***** Record list
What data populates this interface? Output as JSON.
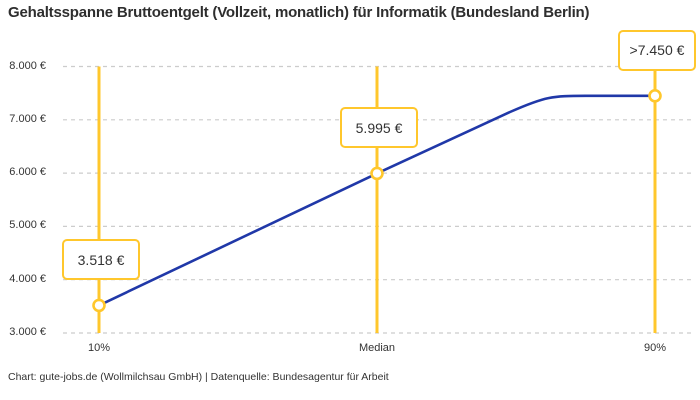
{
  "chart_data": {
    "type": "line",
    "title": "Gehaltsspanne Bruttoentgelt (Vollzeit, monatlich) für Informatik (Bundesland Berlin)",
    "categories": [
      "10%",
      "Median",
      "90%"
    ],
    "values": [
      3518,
      5995,
      7450
    ],
    "value_labels": [
      "3.518 €",
      "5.995 €",
      ">7.450 €"
    ],
    "last_value_censored": true,
    "ylim": [
      3000,
      8000
    ],
    "y_ticks": [
      3000,
      4000,
      5000,
      6000,
      7000,
      8000
    ],
    "y_tick_labels": [
      "3.000 €",
      "4.000 €",
      "5.000 €",
      "6.000 €",
      "7.000 €",
      "8.000 €"
    ],
    "grid": true,
    "legend": "none",
    "source": "Chart: gute-jobs.de (Wollmilchsau GmbH) | Datenquelle: Bundesagentur für Arbeit",
    "colors": {
      "marker_line": "#FFC72C",
      "series_line": "#2038A8",
      "grid": "#CCCCCC",
      "text": "#333333",
      "title_text": "#2E2E2E",
      "callout_bg": "#FFFFFF",
      "background": "#FFFFFF"
    }
  }
}
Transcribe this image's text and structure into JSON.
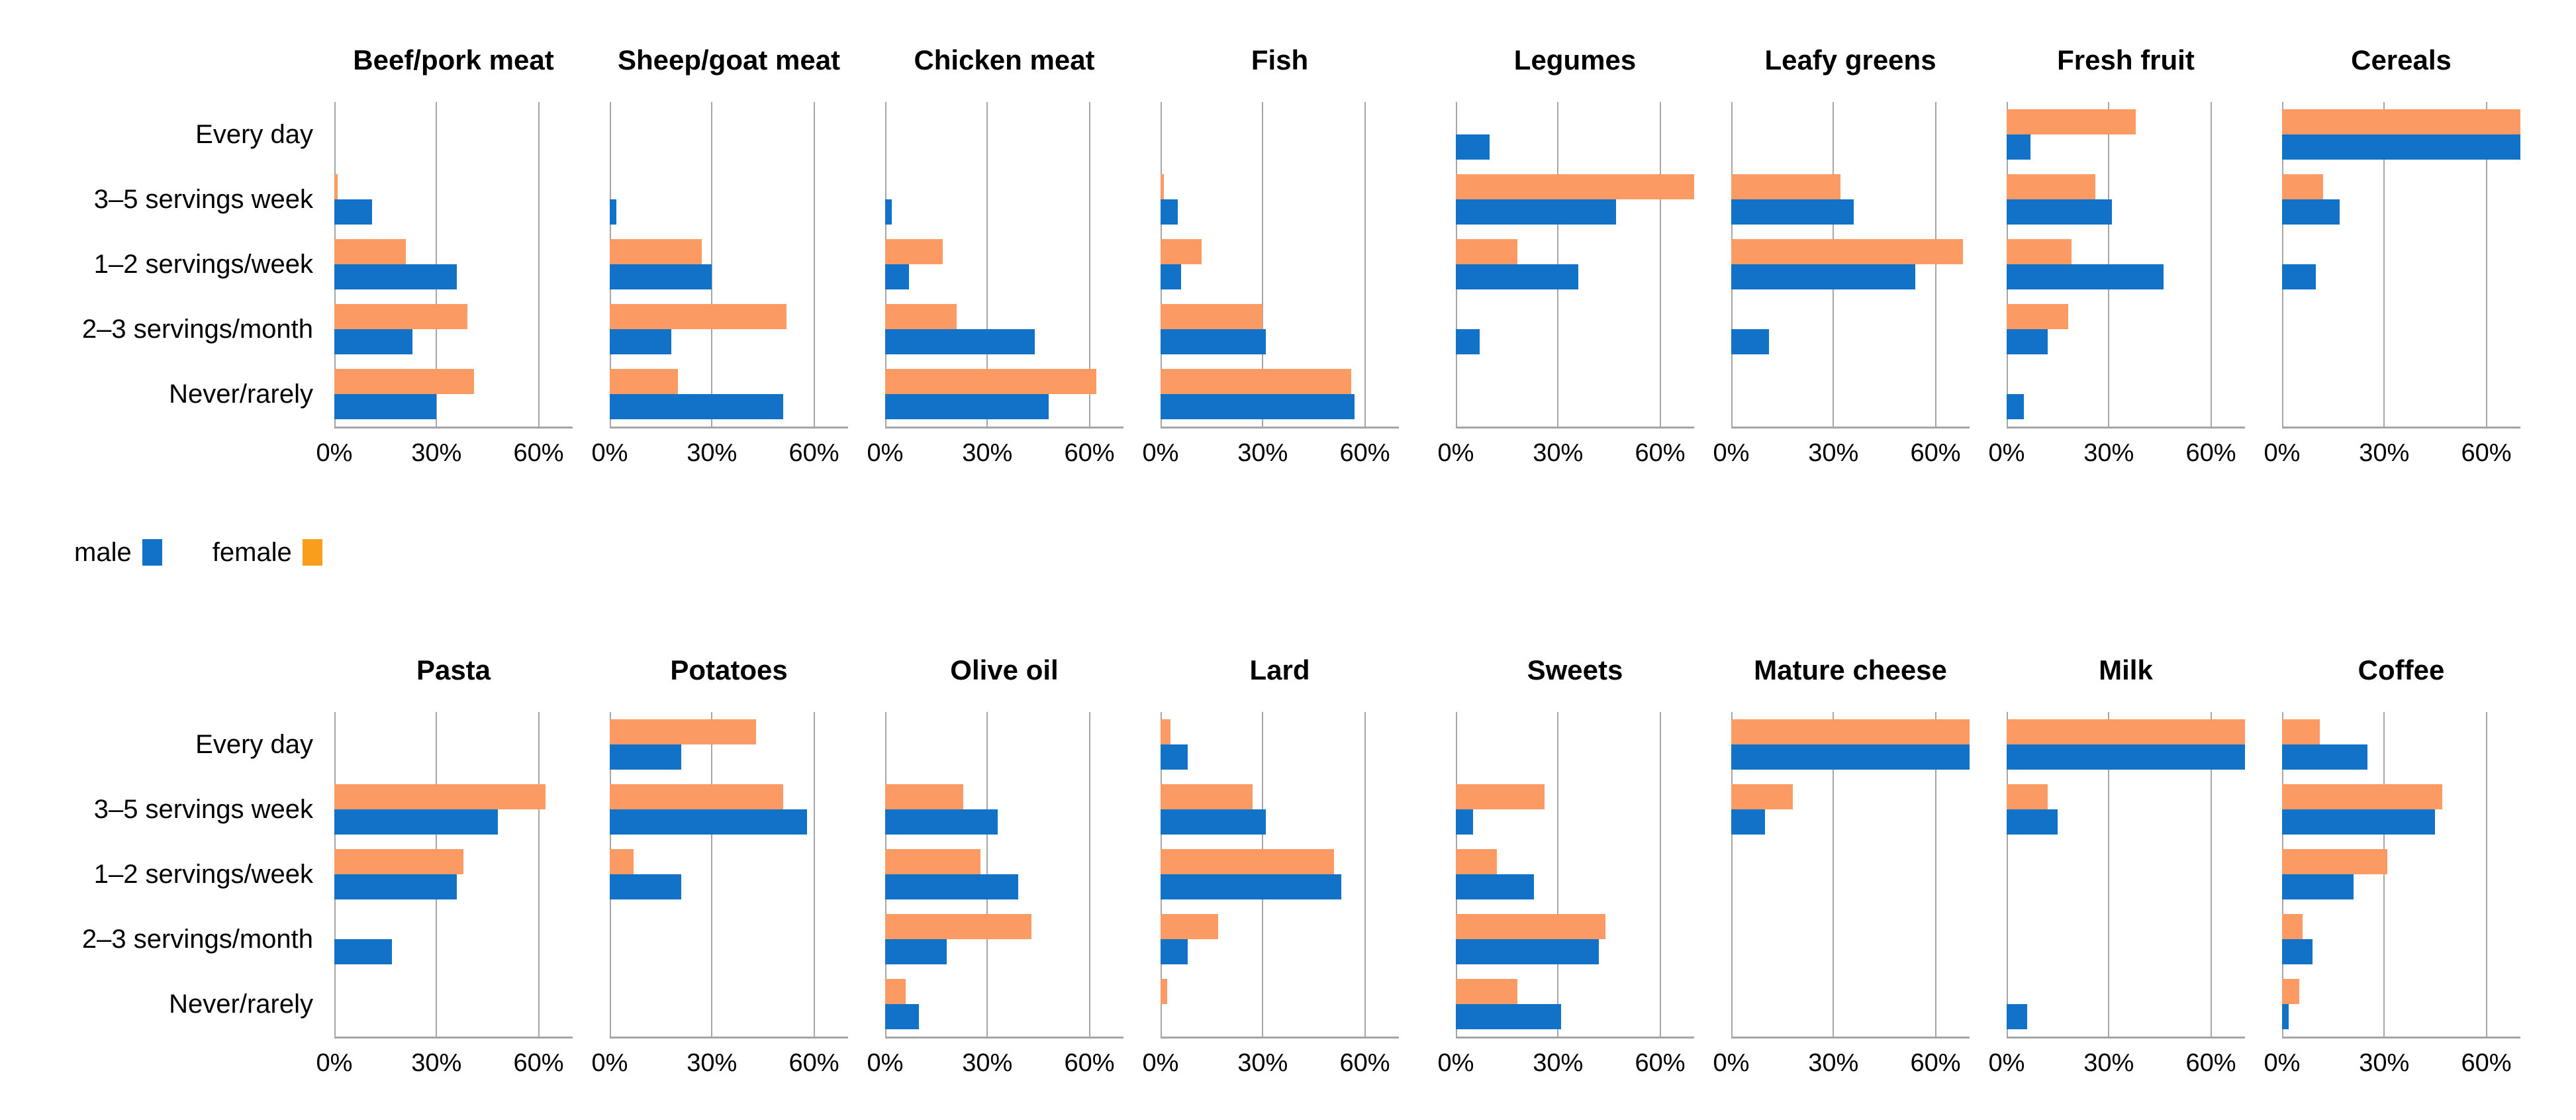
{
  "legend": {
    "male_label": "male",
    "female_label": "female"
  },
  "colors": {
    "male": "#1272c7",
    "female_bar": "#fc9a64",
    "female_legend": "#f99d1c",
    "gridline": "#a6a6a6",
    "axis": "#a6a6a6",
    "text": "#000000"
  },
  "chart_data": {
    "type": "bar",
    "orientation": "horizontal",
    "grid": true,
    "legend_position": "left, between chart rows",
    "series_names": [
      "male",
      "female"
    ],
    "categories": [
      "Every day",
      "3–5 servings week",
      "1–2 servings/week",
      "2–3 servings/month",
      "Never/rarely"
    ],
    "x_axis": {
      "tick_labels": [
        "0%",
        "30%",
        "60%"
      ],
      "tick_values": [
        0,
        30,
        60
      ],
      "max": 70,
      "unit": "%"
    },
    "rows": [
      [
        {
          "title": "Beef/pork meat",
          "female": [
            0,
            1,
            21,
            39,
            41
          ],
          "male": [
            0,
            11,
            36,
            23,
            30
          ]
        },
        {
          "title": "Sheep/goat meat",
          "female": [
            0,
            0,
            27,
            52,
            20
          ],
          "male": [
            0,
            2,
            30,
            18,
            51
          ]
        },
        {
          "title": "Chicken meat",
          "female": [
            0,
            0,
            17,
            21,
            62
          ],
          "male": [
            0,
            2,
            7,
            44,
            48
          ]
        },
        {
          "title": "Fish",
          "female": [
            0,
            1,
            12,
            30,
            56
          ],
          "male": [
            0,
            5,
            6,
            31,
            57
          ]
        },
        {
          "title": "Legumes",
          "female": [
            0,
            70,
            18,
            0,
            0
          ],
          "male": [
            10,
            47,
            36,
            7,
            0
          ]
        },
        {
          "title": "Leafy greens",
          "female": [
            0,
            32,
            68,
            0,
            0
          ],
          "male": [
            0,
            36,
            54,
            11,
            0
          ]
        },
        {
          "title": "Fresh fruit",
          "female": [
            38,
            26,
            19,
            18,
            0
          ],
          "male": [
            7,
            31,
            46,
            12,
            5
          ]
        },
        {
          "title": "Cereals",
          "female": [
            70,
            12,
            0,
            0,
            0
          ],
          "male": [
            70,
            17,
            10,
            0,
            0
          ]
        }
      ],
      [
        {
          "title": "Pasta",
          "female": [
            0,
            62,
            38,
            0,
            0
          ],
          "male": [
            0,
            48,
            36,
            17,
            0
          ]
        },
        {
          "title": "Potatoes",
          "female": [
            43,
            51,
            7,
            0,
            0
          ],
          "male": [
            21,
            58,
            21,
            0,
            0
          ]
        },
        {
          "title": "Olive oil",
          "female": [
            0,
            23,
            28,
            43,
            6
          ],
          "male": [
            0,
            33,
            39,
            18,
            10
          ]
        },
        {
          "title": "Lard",
          "female": [
            3,
            27,
            51,
            17,
            2
          ],
          "male": [
            8,
            31,
            53,
            8,
            0
          ]
        },
        {
          "title": "Sweets",
          "female": [
            0,
            26,
            12,
            44,
            18
          ],
          "male": [
            0,
            5,
            23,
            42,
            31
          ]
        },
        {
          "title": "Mature cheese",
          "female": [
            70,
            18,
            0,
            0,
            0
          ],
          "male": [
            70,
            10,
            0,
            0,
            0
          ]
        },
        {
          "title": "Milk",
          "female": [
            70,
            12,
            0,
            0,
            0
          ],
          "male": [
            70,
            15,
            0,
            0,
            6
          ]
        },
        {
          "title": "Coffee",
          "female": [
            11,
            47,
            31,
            6,
            5
          ],
          "male": [
            25,
            45,
            21,
            9,
            2
          ]
        }
      ]
    ]
  }
}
**********
• [To do]:
Write out each line of the data exactly; the images should be left out.

• [In response]:
What data populates this interface? Output as JSON.
{
  "chart_data": {
    "type": "line",
    "title": "Gehaltsspanne Bruttoentgelt (Vollzeit, monatlich) für Informatik (Bundesland Berlin)",
    "categories": [
      "10%",
      "Median",
      "90%"
    ],
    "values": [
      3518,
      5995,
      7450
    ],
    "value_labels": [
      "3.518 €",
      "5.995 €",
      ">7.450 €"
    ],
    "last_value_censored": true,
    "ylim": [
      3000,
      8000
    ],
    "y_ticks": [
      3000,
      4000,
      5000,
      6000,
      7000,
      8000
    ],
    "y_tick_labels": [
      "3.000 €",
      "4.000 €",
      "5.000 €",
      "6.000 €",
      "7.000 €",
      "8.000 €"
    ],
    "grid": true,
    "legend": "none",
    "source": "Chart: gute-jobs.de (Wollmilchsau GmbH) | Datenquelle: Bundesagentur für Arbeit",
    "colors": {
      "marker_line": "#FFC72C",
      "series_line": "#2038A8",
      "grid": "#CCCCCC",
      "text": "#333333",
      "title_text": "#2E2E2E",
      "callout_bg": "#FFFFFF",
      "background": "#FFFFFF"
    }
  }
}
Transcribe this image's text and structure into JSON.
{
  "legend": {
    "male_label": "male",
    "female_label": "female"
  },
  "colors": {
    "male": "#1272c7",
    "female_bar": "#fc9a64",
    "female_legend": "#f99d1c",
    "gridline": "#a6a6a6",
    "axis": "#a6a6a6",
    "text": "#000000"
  },
  "chart_data": {
    "type": "bar",
    "orientation": "horizontal",
    "grid": true,
    "legend_position": "left, between chart rows",
    "series_names": [
      "male",
      "female"
    ],
    "categories": [
      "Every day",
      "3–5 servings week",
      "1–2 servings/week",
      "2–3 servings/month",
      "Never/rarely"
    ],
    "x_axis": {
      "tick_labels": [
        "0%",
        "30%",
        "60%"
      ],
      "tick_values": [
        0,
        30,
        60
      ],
      "max": 70,
      "unit": "%"
    },
    "rows": [
      [
        {
          "title": "Beef/pork meat",
          "female": [
            0,
            1,
            21,
            39,
            41
          ],
          "male": [
            0,
            11,
            36,
            23,
            30
          ]
        },
        {
          "title": "Sheep/goat meat",
          "female": [
            0,
            0,
            27,
            52,
            20
          ],
          "male": [
            0,
            2,
            30,
            18,
            51
          ]
        },
        {
          "title": "Chicken meat",
          "female": [
            0,
            0,
            17,
            21,
            62
          ],
          "male": [
            0,
            2,
            7,
            44,
            48
          ]
        },
        {
          "title": "Fish",
          "female": [
            0,
            1,
            12,
            30,
            56
          ],
          "male": [
            0,
            5,
            6,
            31,
            57
          ]
        },
        {
          "title": "Legumes",
          "female": [
            0,
            70,
            18,
            0,
            0
          ],
          "male": [
            10,
            47,
            36,
            7,
            0
          ]
        },
        {
          "title": "Leafy greens",
          "female": [
            0,
            32,
            68,
            0,
            0
          ],
          "male": [
            0,
            36,
            54,
            11,
            0
          ]
        },
        {
          "title": "Fresh fruit",
          "female": [
            38,
            26,
            19,
            18,
            0
          ],
          "male": [
            7,
            31,
            46,
            12,
            5
          ]
        },
        {
          "title": "Cereals",
          "female": [
            70,
            12,
            0,
            0,
            0
          ],
          "male": [
            70,
            17,
            10,
            0,
            0
          ]
        }
      ],
      [
        {
          "title": "Pasta",
          "female": [
            0,
            62,
            38,
            0,
            0
          ],
          "male": [
            0,
            48,
            36,
            17,
            0
          ]
        },
        {
          "title": "Potatoes",
          "female": [
            43,
            51,
            7,
            0,
            0
          ],
          "male": [
            21,
            58,
            21,
            0,
            0
          ]
        },
        {
          "title": "Olive oil",
          "female": [
            0,
            23,
            28,
            43,
            6
          ],
          "male": [
            0,
            33,
            39,
            18,
            10
          ]
        },
        {
          "title": "Lard",
          "female": [
            3,
            27,
            51,
            17,
            2
          ],
          "male": [
            8,
            31,
            53,
            8,
            0
          ]
        },
        {
          "title": "Sweets",
          "female": [
            0,
            26,
            12,
            44,
            18
          ],
          "male": [
            0,
            5,
            23,
            42,
            31
          ]
        },
        {
          "title": "Mature cheese",
          "female": [
            70,
            18,
            0,
            0,
            0
          ],
          "male": [
            70,
            10,
            0,
            0,
            0
          ]
        },
        {
          "title": "Milk",
          "female": [
            70,
            12,
            0,
            0,
            0
          ],
          "male": [
            70,
            15,
            0,
            0,
            6
          ]
        },
        {
          "title": "Coffee",
          "female": [
            11,
            47,
            31,
            6,
            5
          ],
          "male": [
            25,
            45,
            21,
            9,
            2
          ]
        }
      ]
    ]
  }
}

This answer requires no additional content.